## WHAT YOU SHOULD DO
Reproduce the following material exactly, including every line.

## RECORDS TO PROCESS
>>>

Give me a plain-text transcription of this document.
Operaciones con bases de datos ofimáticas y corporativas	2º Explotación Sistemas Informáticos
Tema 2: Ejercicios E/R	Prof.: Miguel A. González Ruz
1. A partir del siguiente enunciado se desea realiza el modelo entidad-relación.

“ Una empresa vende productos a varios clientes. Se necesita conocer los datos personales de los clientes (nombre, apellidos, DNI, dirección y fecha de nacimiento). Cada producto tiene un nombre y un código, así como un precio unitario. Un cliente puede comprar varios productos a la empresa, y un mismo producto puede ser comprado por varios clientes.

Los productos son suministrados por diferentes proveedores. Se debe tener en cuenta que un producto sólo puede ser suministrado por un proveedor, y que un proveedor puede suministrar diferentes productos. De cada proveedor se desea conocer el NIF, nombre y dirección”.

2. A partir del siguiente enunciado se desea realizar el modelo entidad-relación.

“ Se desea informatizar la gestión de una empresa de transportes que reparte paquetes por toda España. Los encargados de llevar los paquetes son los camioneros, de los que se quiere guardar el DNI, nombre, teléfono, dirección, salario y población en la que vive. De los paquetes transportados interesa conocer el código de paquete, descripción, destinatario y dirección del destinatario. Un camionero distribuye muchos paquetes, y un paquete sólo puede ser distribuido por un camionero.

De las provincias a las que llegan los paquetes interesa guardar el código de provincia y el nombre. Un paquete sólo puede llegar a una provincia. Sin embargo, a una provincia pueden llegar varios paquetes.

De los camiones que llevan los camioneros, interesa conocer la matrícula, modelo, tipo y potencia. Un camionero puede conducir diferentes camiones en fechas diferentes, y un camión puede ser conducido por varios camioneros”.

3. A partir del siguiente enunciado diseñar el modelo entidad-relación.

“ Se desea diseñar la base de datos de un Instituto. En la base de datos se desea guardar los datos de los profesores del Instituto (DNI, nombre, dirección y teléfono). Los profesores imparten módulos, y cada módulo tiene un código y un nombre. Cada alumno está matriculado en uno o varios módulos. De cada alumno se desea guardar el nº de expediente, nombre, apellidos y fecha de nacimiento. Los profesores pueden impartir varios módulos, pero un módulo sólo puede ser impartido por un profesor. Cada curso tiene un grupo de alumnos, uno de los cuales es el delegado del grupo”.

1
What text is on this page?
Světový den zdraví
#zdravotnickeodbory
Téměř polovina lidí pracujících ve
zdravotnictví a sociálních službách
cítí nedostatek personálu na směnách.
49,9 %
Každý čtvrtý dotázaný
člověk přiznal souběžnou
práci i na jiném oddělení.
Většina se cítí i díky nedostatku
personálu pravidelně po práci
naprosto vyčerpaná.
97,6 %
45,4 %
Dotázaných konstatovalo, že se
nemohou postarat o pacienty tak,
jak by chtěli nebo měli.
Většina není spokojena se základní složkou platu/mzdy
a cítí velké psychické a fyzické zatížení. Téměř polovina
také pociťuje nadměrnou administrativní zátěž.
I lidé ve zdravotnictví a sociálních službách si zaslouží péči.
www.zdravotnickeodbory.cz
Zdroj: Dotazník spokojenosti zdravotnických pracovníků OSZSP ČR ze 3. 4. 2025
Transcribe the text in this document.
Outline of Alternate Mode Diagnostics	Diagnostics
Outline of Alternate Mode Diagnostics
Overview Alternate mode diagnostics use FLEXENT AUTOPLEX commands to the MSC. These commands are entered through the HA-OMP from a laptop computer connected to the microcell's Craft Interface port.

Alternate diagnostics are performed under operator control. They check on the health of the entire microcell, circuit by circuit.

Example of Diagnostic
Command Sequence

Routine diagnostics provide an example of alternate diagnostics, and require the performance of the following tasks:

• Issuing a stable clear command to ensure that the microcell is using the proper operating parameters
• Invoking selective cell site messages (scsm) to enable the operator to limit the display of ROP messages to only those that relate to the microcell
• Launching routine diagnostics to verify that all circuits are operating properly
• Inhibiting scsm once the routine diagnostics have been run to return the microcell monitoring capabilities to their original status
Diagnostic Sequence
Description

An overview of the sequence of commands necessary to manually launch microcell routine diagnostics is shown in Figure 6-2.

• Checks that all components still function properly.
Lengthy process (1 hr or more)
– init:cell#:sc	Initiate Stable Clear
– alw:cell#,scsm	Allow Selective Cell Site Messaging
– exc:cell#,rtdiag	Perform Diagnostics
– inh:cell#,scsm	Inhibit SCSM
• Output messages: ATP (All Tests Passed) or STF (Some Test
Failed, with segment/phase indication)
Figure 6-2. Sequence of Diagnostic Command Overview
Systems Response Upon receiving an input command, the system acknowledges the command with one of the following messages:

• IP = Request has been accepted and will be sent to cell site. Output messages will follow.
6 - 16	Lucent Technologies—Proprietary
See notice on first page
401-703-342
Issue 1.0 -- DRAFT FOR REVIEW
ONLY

<<<

## EXERCISE RESPONSE
Give me a plain-text transcription of this document.
Operaciones con bases de datos ofimáticas y corporativas	2º Explotación Sistemas Informáticos
Tema 2: Ejercicios E/R	Prof.: Miguel A. González Ruz
1. A partir del siguiente enunciado se desea realiza el modelo entidad-relación.

“ Una empresa vende productos a varios clientes. Se necesita conocer los datos personales de los clientes (nombre, apellidos, DNI, dirección y fecha de nacimiento). Cada producto tiene un nombre y un código, así como un precio unitario. Un cliente puede comprar varios productos a la empresa, y un mismo producto puede ser comprado por varios clientes.

Los productos son suministrados por diferentes proveedores. Se debe tener en cuenta que un producto sólo puede ser suministrado por un proveedor, y que un proveedor puede suministrar diferentes productos. De cada proveedor se desea conocer el NIF, nombre y dirección”.

2. A partir del siguiente enunciado se desea realizar el modelo entidad-relación.

“ Se desea informatizar la gestión de una empresa de transportes que reparte paquetes por toda España. Los encargados de llevar los paquetes son los camioneros, de los que se quiere guardar el DNI, nombre, teléfono, dirección, salario y población en la que vive. De los paquetes transportados interesa conocer el código de paquete, descripción, destinatario y dirección del destinatario. Un camionero distribuye muchos paquetes, y un paquete sólo puede ser distribuido por un camionero.

De las provincias a las que llegan los paquetes interesa guardar el código de provincia y el nombre. Un paquete sólo puede llegar a una provincia. Sin embargo, a una provincia pueden llegar varios paquetes.

De los camiones que llevan los camioneros, interesa conocer la matrícula, modelo, tipo y potencia. Un camionero puede conducir diferentes camiones en fechas diferentes, y un camión puede ser conducido por varios camioneros”.

3. A partir del siguiente enunciado diseñar el modelo entidad-relación.

“ Se desea diseñar la base de datos de un Instituto. En la base de datos se desea guardar los datos de los profesores del Instituto (DNI, nombre, dirección y teléfono). Los profesores imparten módulos, y cada módulo tiene un código y un nombre. Cada alumno está matriculado en uno o varios módulos. De cada alumno se desea guardar el nº de expediente, nombre, apellidos y fecha de nacimiento. Los profesores pueden impartir varios módulos, pero un módulo sólo puede ser impartido por un profesor. Cada curso tiene un grupo de alumnos, uno de los cuales es el delegado del grupo”.

1
What text is on this page?
Světový den zdraví
#zdravotnickeodbory
Téměř polovina lidí pracujících ve
zdravotnictví a sociálních službách
cítí nedostatek personálu na směnách.
49,9 %
Každý čtvrtý dotázaný
člověk přiznal souběžnou
práci i na jiném oddělení.
Většina se cítí i díky nedostatku
personálu pravidelně po práci
naprosto vyčerpaná.
97,6 %
45,4 %
Dotázaných konstatovalo, že se
nemohou postarat o pacienty tak,
jak by chtěli nebo měli.
Většina není spokojena se základní složkou platu/mzdy
a cítí velké psychické a fyzické zatížení. Téměř polovina
také pociťuje nadměrnou administrativní zátěž.
I lidé ve zdravotnictví a sociálních službách si zaslouží péči.
www.zdravotnickeodbory.cz
Zdroj: Dotazník spokojenosti zdravotnických pracovníků OSZSP ČR ze 3. 4. 2025
Transcribe the text in this document.
Outline of Alternate Mode Diagnostics	Diagnostics
Outline of Alternate Mode Diagnostics
Overview Alternate mode diagnostics use FLEXENT AUTOPLEX commands to the MSC. These commands are entered through the HA-OMP from a laptop computer connected to the microcell's Craft Interface port.

Alternate diagnostics are performed under operator control. They check on the health of the entire microcell, circuit by circuit.

Example of Diagnostic
Command Sequence

Routine diagnostics provide an example of alternate diagnostics, and require the performance of the following tasks:

• Issuing a stable clear command to ensure that the microcell is using the proper operating parameters
• Invoking selective cell site messages (scsm) to enable the operator to limit the display of ROP messages to only those that relate to the microcell
• Launching routine diagnostics to verify that all circuits are operating properly
• Inhibiting scsm once the routine diagnostics have been run to return the microcell monitoring capabilities to their original status
Diagnostic Sequence
Description

An overview of the sequence of commands necessary to manually launch microcell routine diagnostics is shown in Figure 6-2.

• Checks that all components still function properly.
Lengthy process (1 hr or more)
– init:cell#:sc	Initiate Stable Clear
– alw:cell#,scsm	Allow Selective Cell Site Messaging
– exc:cell#,rtdiag	Perform Diagnostics
– inh:cell#,scsm	Inhibit SCSM
• Output messages: ATP (All Tests Passed) or STF (Some Test
Failed, with segment/phase indication)
Figure 6-2. Sequence of Diagnostic Command Overview
Systems Response Upon receiving an input command, the system acknowledges the command with one of the following messages:

• IP = Request has been accepted and will be sent to cell site. Output messages will follow.
6 - 16	Lucent Technologies—Proprietary
See notice on first page
401-703-342
Issue 1.0 -- DRAFT FOR REVIEW
ONLY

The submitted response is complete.